**Data rows**
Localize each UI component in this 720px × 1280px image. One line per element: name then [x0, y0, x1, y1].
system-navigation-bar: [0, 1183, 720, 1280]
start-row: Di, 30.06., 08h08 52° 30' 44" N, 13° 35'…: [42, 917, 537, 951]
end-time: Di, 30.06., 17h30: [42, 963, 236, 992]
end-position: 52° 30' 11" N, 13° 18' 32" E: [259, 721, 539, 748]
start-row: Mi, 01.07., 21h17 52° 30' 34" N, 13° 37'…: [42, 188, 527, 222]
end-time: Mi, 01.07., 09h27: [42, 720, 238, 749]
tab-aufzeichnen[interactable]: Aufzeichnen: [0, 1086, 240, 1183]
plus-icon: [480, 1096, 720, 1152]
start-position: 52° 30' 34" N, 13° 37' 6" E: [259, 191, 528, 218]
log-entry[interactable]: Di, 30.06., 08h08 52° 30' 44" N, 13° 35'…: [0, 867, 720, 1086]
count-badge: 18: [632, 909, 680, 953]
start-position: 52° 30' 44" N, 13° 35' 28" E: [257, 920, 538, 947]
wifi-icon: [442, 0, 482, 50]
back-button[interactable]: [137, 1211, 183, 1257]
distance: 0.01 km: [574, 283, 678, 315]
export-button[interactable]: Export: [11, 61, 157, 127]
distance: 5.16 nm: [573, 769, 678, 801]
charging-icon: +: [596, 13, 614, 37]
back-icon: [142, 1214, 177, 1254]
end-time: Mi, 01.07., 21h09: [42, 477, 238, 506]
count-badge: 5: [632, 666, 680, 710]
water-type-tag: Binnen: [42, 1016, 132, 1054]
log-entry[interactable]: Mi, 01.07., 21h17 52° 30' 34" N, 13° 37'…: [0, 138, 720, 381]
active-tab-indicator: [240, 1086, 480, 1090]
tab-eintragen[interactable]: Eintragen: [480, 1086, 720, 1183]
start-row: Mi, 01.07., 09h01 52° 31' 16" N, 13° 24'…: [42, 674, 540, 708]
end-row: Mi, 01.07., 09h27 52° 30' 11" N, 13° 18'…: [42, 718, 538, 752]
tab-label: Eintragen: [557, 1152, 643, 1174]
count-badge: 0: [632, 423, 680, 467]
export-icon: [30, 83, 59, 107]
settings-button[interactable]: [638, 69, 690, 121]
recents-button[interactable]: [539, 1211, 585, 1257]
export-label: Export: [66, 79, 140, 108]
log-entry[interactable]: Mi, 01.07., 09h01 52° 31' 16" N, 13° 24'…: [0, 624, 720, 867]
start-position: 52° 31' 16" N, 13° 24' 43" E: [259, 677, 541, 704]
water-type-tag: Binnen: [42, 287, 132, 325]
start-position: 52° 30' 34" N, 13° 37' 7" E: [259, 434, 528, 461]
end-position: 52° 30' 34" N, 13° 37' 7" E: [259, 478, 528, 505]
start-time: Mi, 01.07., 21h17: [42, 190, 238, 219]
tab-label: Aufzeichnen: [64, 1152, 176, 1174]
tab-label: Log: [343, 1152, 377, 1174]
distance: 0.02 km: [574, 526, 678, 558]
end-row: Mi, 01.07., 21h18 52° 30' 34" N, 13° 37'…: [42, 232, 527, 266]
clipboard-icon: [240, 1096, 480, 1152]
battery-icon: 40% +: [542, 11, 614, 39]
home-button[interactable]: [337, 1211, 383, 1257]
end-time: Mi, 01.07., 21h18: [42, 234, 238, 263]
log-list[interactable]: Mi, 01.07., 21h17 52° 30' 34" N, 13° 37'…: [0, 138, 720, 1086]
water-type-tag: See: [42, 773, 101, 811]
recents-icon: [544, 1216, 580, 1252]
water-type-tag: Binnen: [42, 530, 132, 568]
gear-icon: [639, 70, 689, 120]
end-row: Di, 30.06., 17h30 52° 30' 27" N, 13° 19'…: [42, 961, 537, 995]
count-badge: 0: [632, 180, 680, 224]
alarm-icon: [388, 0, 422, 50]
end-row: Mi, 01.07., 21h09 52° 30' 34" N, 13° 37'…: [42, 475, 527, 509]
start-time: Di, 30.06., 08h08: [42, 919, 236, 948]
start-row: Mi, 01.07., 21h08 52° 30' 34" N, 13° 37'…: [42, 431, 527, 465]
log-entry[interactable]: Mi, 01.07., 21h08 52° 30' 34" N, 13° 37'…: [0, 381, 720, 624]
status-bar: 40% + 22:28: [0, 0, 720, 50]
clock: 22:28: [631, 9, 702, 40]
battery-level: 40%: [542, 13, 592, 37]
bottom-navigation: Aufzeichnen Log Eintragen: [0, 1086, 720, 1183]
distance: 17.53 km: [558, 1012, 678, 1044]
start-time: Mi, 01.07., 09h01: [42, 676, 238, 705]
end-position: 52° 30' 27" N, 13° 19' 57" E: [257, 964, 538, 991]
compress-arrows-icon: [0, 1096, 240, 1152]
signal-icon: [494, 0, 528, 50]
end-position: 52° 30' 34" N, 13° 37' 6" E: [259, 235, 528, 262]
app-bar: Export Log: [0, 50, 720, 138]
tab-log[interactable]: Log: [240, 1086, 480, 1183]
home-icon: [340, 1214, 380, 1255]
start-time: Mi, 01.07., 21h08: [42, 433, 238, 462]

**Goal of the exercise**
Can you write out all the entries again, swapping every "water-type-tag" for "water-label" and leaving everything else unchanged?

**Response for this exercise**
Localize each UI component in this 720px × 1280px image. One line per element: name then [x0, y0, x1, y1].
system-navigation-bar: [0, 1183, 720, 1280]
start-row: Di, 30.06., 08h08 52° 30' 44" N, 13° 35'…: [42, 917, 537, 951]
end-time: Di, 30.06., 17h30: [42, 963, 236, 992]
end-position: 52° 30' 11" N, 13° 18' 32" E: [259, 721, 539, 748]
start-row: Mi, 01.07., 21h17 52° 30' 34" N, 13° 37'…: [42, 188, 527, 222]
end-time: Mi, 01.07., 09h27: [42, 720, 238, 749]
tab-aufzeichnen[interactable]: Aufzeichnen: [0, 1086, 240, 1183]
plus-icon: [480, 1096, 720, 1152]
start-position: 52° 30' 34" N, 13° 37' 6" E: [259, 191, 528, 218]
log-entry[interactable]: Di, 30.06., 08h08 52° 30' 44" N, 13° 35'…: [0, 867, 720, 1086]
count-badge: 18: [632, 909, 680, 953]
start-position: 52° 30' 44" N, 13° 35' 28" E: [257, 920, 538, 947]
wifi-icon: [442, 0, 482, 50]
back-button[interactable]: [137, 1211, 183, 1257]
distance: 0.01 km: [574, 283, 678, 315]
export-button[interactable]: Export: [11, 61, 157, 127]
distance: 5.16 nm: [573, 769, 678, 801]
charging-icon: +: [596, 13, 614, 37]
back-icon: [142, 1214, 177, 1254]
end-time: Mi, 01.07., 21h09: [42, 477, 238, 506]
count-badge: 5: [632, 666, 680, 710]
water-label: Binnen: [42, 1016, 132, 1054]
log-entry[interactable]: Mi, 01.07., 21h17 52° 30' 34" N, 13° 37'…: [0, 138, 720, 381]
active-tab-indicator: [240, 1086, 480, 1090]
tab-eintragen[interactable]: Eintragen: [480, 1086, 720, 1183]
start-row: Mi, 01.07., 09h01 52° 31' 16" N, 13° 24'…: [42, 674, 540, 708]
end-row: Mi, 01.07., 09h27 52° 30' 11" N, 13° 18'…: [42, 718, 538, 752]
tab-label: Eintragen: [557, 1152, 643, 1174]
count-badge: 0: [632, 423, 680, 467]
export-icon: [30, 83, 59, 107]
settings-button[interactable]: [638, 69, 690, 121]
recents-button[interactable]: [539, 1211, 585, 1257]
export-label: Export: [66, 79, 140, 108]
log-entry[interactable]: Mi, 01.07., 09h01 52° 31' 16" N, 13° 24'…: [0, 624, 720, 867]
start-position: 52° 31' 16" N, 13° 24' 43" E: [259, 677, 541, 704]
water-label: Binnen: [42, 287, 132, 325]
start-position: 52° 30' 34" N, 13° 37' 7" E: [259, 434, 528, 461]
end-position: 52° 30' 34" N, 13° 37' 7" E: [259, 478, 528, 505]
start-time: Mi, 01.07., 21h17: [42, 190, 238, 219]
tab-label: Aufzeichnen: [64, 1152, 176, 1174]
tab-label: Log: [343, 1152, 377, 1174]
distance: 0.02 km: [574, 526, 678, 558]
end-row: Mi, 01.07., 21h18 52° 30' 34" N, 13° 37'…: [42, 232, 527, 266]
clipboard-icon: [240, 1096, 480, 1152]
battery-icon: 40% +: [542, 11, 614, 39]
home-button[interactable]: [337, 1211, 383, 1257]
end-time: Mi, 01.07., 21h18: [42, 234, 238, 263]
log-list[interactable]: Mi, 01.07., 21h17 52° 30' 34" N, 13° 37'…: [0, 138, 720, 1086]
water-label: See: [42, 773, 101, 811]
recents-icon: [544, 1216, 580, 1252]
water-label: Binnen: [42, 530, 132, 568]
gear-icon: [639, 70, 689, 120]
end-row: Di, 30.06., 17h30 52° 30' 27" N, 13° 19'…: [42, 961, 537, 995]
count-badge: 0: [632, 180, 680, 224]
alarm-icon: [388, 0, 422, 50]
end-row: Mi, 01.07., 21h09 52° 30' 34" N, 13° 37'…: [42, 475, 527, 509]
start-time: Di, 30.06., 08h08: [42, 919, 236, 948]
start-row: Mi, 01.07., 21h08 52° 30' 34" N, 13° 37'…: [42, 431, 527, 465]
log-entry[interactable]: Mi, 01.07., 21h08 52° 30' 34" N, 13° 37'…: [0, 381, 720, 624]
status-bar: 40% + 22:28: [0, 0, 720, 50]
clock: 22:28: [631, 9, 702, 40]
battery-level: 40%: [542, 13, 592, 37]
bottom-navigation: Aufzeichnen Log Eintragen: [0, 1086, 720, 1183]
distance: 17.53 km: [558, 1012, 678, 1044]
start-time: Mi, 01.07., 09h01: [42, 676, 238, 705]
end-position: 52° 30' 27" N, 13° 19' 57" E: [257, 964, 538, 991]
compress-arrows-icon: [0, 1096, 240, 1152]
signal-icon: [494, 0, 528, 50]
end-position: 52° 30' 34" N, 13° 37' 6" E: [259, 235, 528, 262]
app-bar: Export Log: [0, 50, 720, 138]
tab-log[interactable]: Log: [240, 1086, 480, 1183]
home-icon: [340, 1214, 380, 1255]
start-time: Mi, 01.07., 21h08: [42, 433, 238, 462]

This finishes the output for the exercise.